Stored entries
=====
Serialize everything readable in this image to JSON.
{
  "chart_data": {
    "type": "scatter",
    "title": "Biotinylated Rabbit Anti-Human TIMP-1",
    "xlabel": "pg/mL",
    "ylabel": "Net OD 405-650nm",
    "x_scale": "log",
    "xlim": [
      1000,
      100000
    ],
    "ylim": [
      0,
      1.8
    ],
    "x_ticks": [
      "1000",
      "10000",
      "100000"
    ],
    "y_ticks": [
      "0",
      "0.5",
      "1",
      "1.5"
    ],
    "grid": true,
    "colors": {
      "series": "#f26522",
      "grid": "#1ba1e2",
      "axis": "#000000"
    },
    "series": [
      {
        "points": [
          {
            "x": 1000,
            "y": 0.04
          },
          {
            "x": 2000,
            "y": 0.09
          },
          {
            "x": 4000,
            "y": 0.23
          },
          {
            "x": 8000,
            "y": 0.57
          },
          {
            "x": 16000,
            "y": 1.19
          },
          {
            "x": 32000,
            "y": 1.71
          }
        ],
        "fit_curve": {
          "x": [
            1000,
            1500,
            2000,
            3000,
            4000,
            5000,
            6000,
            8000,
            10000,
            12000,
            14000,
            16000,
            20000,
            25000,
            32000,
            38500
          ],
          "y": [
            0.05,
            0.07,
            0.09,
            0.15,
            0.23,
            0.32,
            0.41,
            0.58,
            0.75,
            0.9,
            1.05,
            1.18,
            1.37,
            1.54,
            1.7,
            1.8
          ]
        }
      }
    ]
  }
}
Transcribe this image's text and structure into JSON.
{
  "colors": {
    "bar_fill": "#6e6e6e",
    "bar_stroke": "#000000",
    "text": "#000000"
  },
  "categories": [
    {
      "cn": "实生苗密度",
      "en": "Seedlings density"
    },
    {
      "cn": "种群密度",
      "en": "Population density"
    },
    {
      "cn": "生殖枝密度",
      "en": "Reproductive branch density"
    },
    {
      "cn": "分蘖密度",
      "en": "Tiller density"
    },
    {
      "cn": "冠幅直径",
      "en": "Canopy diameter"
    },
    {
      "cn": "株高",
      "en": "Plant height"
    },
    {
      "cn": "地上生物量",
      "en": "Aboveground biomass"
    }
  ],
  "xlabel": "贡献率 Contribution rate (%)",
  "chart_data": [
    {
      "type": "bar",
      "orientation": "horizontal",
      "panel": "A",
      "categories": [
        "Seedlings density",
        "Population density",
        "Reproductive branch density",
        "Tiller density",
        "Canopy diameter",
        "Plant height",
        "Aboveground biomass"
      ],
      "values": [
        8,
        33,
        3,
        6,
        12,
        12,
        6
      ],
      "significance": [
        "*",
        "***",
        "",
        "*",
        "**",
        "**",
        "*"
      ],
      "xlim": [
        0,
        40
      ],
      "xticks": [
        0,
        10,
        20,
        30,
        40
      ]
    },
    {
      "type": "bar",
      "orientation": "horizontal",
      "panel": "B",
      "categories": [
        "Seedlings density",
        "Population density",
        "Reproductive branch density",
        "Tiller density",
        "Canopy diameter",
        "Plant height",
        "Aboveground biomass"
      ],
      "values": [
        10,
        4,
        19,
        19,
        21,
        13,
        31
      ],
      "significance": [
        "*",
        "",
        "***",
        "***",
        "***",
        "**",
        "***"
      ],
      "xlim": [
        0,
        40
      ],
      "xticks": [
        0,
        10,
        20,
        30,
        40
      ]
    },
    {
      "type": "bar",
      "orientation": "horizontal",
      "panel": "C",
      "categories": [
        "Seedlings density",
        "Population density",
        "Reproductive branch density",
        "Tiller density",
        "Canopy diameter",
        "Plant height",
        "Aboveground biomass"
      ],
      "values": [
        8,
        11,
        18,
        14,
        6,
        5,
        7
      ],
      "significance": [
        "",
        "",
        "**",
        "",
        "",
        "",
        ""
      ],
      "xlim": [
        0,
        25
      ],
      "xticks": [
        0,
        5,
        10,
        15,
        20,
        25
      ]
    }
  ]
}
=====
- _GIVEN EXERCISE_: Reproduce all the data word for word.

- _THE COMPLETED TASK_:
Serialize everything readable in this image to JSON.
{
  "chart_data": {
    "type": "scatter",
    "title": "Biotinylated Rabbit Anti-Human TIMP-1",
    "xlabel": "pg/mL",
    "ylabel": "Net OD 405-650nm",
    "x_scale": "log",
    "xlim": [
      1000,
      100000
    ],
    "ylim": [
      0,
      1.8
    ],
    "x_ticks": [
      "1000",
      "10000",
      "100000"
    ],
    "y_ticks": [
      "0",
      "0.5",
      "1",
      "1.5"
    ],
    "grid": true,
    "colors": {
      "series": "#f26522",
      "grid": "#1ba1e2",
      "axis": "#000000"
    },
    "series": [
      {
        "points": [
          {
            "x": 1000,
            "y": 0.04
          },
          {
            "x": 2000,
            "y": 0.09
          },
          {
            "x": 4000,
            "y": 0.23
          },
          {
            "x": 8000,
            "y": 0.57
          },
          {
            "x": 16000,
            "y": 1.19
          },
          {
            "x": 32000,
            "y": 1.71
          }
        ],
        "fit_curve": {
          "x": [
            1000,
            1500,
            2000,
            3000,
            4000,
            5000,
            6000,
            8000,
            10000,
            12000,
            14000,
            16000,
            20000,
            25000,
            32000,
            38500
          ],
          "y": [
            0.05,
            0.07,
            0.09,
            0.15,
            0.23,
            0.32,
            0.41,
            0.58,
            0.75,
            0.9,
            1.05,
            1.18,
            1.37,
            1.54,
            1.7,
            1.8
          ]
        }
      }
    ]
  }
}
Transcribe this image's text and structure into JSON.
{
  "colors": {
    "bar_fill": "#6e6e6e",
    "bar_stroke": "#000000",
    "text": "#000000"
  },
  "categories": [
    {
      "cn": "实生苗密度",
      "en": "Seedlings density"
    },
    {
      "cn": "种群密度",
      "en": "Population density"
    },
    {
      "cn": "生殖枝密度",
      "en": "Reproductive branch density"
    },
    {
      "cn": "分蘖密度",
      "en": "Tiller density"
    },
    {
      "cn": "冠幅直径",
      "en": "Canopy diameter"
    },
    {
      "cn": "株高",
      "en": "Plant height"
    },
    {
      "cn": "地上生物量",
      "en": "Aboveground biomass"
    }
  ],
  "xlabel": "贡献率 Contribution rate (%)",
  "chart_data": [
    {
      "type": "bar",
      "orientation": "horizontal",
      "panel": "A",
      "categories": [
        "Seedlings density",
        "Population density",
        "Reproductive branch density",
        "Tiller density",
        "Canopy diameter",
        "Plant height",
        "Aboveground biomass"
      ],
      "values": [
        8,
        33,
        3,
        6,
        12,
        12,
        6
      ],
      "significance": [
        "*",
        "***",
        "",
        "*",
        "**",
        "**",
        "*"
      ],
      "xlim": [
        0,
        40
      ],
      "xticks": [
        0,
        10,
        20,
        30,
        40
      ]
    },
    {
      "type": "bar",
      "orientation": "horizontal",
      "panel": "B",
      "categories": [
        "Seedlings density",
        "Population density",
        "Reproductive branch density",
        "Tiller density",
        "Canopy diameter",
        "Plant height",
        "Aboveground biomass"
      ],
      "values": [
        10,
        4,
        19,
        19,
        21,
        13,
        31
      ],
      "significance": [
        "*",
        "",
        "***",
        "***",
        "***",
        "**",
        "***"
      ],
      "xlim": [
        0,
        40
      ],
      "xticks": [
        0,
        10,
        20,
        30,
        40
      ]
    },
    {
      "type": "bar",
      "orientation": "horizontal",
      "panel": "C",
      "categories": [
        "Seedlings density",
        "Population density",
        "Reproductive branch density",
        "Tiller density",
        "Canopy diameter",
        "Plant height",
        "Aboveground biomass"
      ],
      "values": [
        8,
        11,
        18,
        14,
        6,
        5,
        7
      ],
      "significance": [
        "",
        "",
        "**",
        "",
        "",
        "",
        ""
      ],
      "xlim": [
        0,
        25
      ],
      "xticks": [
        0,
        5,
        10,
        15,
        20,
        25
      ]
    }
  ]
}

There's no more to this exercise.